## Requirements
Locate every line in the records below that contains the word "data", and copy each one.

## Rows
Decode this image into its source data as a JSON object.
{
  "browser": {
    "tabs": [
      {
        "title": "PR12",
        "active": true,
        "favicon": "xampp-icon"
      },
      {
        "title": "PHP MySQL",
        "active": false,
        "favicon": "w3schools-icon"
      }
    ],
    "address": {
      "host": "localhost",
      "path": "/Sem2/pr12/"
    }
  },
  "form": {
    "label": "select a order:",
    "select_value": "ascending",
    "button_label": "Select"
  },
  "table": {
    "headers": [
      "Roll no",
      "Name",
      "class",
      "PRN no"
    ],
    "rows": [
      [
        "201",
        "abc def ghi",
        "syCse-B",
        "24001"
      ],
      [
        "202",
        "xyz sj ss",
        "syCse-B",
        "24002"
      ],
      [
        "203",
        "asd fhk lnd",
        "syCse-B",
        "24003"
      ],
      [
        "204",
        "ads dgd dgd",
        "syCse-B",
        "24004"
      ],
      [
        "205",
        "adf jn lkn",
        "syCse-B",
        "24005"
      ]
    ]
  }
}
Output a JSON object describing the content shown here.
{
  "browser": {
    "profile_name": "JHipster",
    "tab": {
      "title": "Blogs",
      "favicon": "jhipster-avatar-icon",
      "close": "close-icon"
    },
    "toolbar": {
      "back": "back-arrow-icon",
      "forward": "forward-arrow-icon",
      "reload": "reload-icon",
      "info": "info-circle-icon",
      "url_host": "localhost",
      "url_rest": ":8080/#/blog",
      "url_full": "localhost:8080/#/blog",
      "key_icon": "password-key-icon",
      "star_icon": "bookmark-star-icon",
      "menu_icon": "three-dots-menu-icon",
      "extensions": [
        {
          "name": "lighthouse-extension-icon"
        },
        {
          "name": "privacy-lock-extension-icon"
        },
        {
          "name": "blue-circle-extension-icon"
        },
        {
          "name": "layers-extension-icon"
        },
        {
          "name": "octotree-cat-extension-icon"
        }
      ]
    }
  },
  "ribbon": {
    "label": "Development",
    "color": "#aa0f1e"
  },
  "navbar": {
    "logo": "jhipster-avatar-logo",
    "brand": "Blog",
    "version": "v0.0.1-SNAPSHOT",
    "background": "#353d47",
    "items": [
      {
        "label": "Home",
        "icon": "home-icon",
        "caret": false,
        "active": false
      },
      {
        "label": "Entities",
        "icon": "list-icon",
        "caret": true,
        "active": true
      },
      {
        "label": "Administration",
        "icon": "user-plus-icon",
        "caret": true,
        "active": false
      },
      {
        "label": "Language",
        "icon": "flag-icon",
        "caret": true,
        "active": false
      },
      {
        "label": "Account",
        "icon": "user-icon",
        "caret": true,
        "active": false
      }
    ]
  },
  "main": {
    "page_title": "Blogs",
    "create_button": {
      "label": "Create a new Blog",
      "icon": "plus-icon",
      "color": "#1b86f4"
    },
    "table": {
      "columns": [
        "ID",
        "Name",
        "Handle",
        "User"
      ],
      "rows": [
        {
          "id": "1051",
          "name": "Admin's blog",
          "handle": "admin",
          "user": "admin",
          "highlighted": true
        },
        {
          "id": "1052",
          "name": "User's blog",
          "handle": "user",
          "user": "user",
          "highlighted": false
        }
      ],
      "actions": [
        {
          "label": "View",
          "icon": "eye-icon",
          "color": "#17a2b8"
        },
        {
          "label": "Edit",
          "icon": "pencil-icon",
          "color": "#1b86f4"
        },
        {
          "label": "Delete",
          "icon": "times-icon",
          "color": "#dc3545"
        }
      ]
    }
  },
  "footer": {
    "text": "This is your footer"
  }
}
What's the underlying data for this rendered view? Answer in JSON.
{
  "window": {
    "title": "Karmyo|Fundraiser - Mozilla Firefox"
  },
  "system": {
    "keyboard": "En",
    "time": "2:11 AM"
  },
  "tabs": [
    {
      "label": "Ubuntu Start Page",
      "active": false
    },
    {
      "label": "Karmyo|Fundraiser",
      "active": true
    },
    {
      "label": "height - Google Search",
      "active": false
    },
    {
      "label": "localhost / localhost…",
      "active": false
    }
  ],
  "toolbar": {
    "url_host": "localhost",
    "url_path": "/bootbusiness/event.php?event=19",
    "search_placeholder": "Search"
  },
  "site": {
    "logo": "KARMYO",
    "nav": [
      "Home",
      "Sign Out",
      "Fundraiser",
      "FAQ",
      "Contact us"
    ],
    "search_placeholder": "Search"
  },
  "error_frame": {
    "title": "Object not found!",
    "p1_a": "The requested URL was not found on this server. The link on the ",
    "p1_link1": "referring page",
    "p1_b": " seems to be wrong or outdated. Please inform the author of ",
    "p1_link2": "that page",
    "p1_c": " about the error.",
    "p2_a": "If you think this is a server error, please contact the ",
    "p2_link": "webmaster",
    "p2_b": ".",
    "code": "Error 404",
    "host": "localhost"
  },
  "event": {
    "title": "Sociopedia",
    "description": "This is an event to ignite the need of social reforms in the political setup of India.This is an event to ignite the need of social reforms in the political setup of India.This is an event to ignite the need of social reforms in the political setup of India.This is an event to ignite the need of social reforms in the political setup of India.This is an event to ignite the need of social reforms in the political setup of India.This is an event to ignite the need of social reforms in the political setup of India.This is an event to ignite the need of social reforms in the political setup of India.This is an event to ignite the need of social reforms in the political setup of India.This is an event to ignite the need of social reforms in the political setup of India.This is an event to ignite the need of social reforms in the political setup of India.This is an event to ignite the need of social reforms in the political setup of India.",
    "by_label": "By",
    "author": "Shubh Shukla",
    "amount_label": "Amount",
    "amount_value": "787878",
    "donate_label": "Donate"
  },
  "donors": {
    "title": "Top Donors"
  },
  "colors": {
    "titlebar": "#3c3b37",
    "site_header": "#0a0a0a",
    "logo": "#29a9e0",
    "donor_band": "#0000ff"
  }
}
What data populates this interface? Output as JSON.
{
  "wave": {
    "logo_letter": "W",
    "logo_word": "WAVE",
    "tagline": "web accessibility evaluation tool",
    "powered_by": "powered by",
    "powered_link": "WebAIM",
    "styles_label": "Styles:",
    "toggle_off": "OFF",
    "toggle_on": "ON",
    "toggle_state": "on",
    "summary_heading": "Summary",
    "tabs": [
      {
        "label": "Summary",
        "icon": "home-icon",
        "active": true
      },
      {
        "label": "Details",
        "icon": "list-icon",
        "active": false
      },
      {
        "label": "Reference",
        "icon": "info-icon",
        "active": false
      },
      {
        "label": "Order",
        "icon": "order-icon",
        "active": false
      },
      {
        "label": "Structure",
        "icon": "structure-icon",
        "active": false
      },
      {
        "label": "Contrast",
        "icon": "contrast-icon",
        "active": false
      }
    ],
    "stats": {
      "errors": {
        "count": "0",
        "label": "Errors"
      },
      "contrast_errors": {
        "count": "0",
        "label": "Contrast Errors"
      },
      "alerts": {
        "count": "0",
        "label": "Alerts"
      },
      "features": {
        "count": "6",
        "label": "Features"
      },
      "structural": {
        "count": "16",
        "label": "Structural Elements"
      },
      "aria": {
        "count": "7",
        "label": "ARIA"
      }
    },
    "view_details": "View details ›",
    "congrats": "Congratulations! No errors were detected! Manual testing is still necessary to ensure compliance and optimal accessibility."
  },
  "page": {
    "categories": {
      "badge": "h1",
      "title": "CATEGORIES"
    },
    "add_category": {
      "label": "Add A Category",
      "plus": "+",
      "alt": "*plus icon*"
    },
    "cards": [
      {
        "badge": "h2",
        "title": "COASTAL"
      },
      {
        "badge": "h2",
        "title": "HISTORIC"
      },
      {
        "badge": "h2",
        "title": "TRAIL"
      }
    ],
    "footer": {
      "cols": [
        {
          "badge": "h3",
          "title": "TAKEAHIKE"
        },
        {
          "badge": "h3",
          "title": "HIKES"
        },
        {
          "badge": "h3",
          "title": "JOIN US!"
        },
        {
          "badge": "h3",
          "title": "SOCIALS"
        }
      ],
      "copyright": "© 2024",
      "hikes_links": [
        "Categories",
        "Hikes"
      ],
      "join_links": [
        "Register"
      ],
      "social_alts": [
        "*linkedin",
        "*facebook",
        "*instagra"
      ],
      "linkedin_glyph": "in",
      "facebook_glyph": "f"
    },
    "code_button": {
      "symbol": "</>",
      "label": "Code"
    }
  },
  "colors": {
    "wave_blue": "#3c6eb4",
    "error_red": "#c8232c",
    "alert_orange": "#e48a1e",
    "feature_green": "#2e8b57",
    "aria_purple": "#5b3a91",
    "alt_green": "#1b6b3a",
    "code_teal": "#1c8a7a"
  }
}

## Exercise answer
Decode this image into its source data as a JSON object.
What's the underlying data for this rendered view? Answer in JSON.
What data populates this interface? Output as JSON.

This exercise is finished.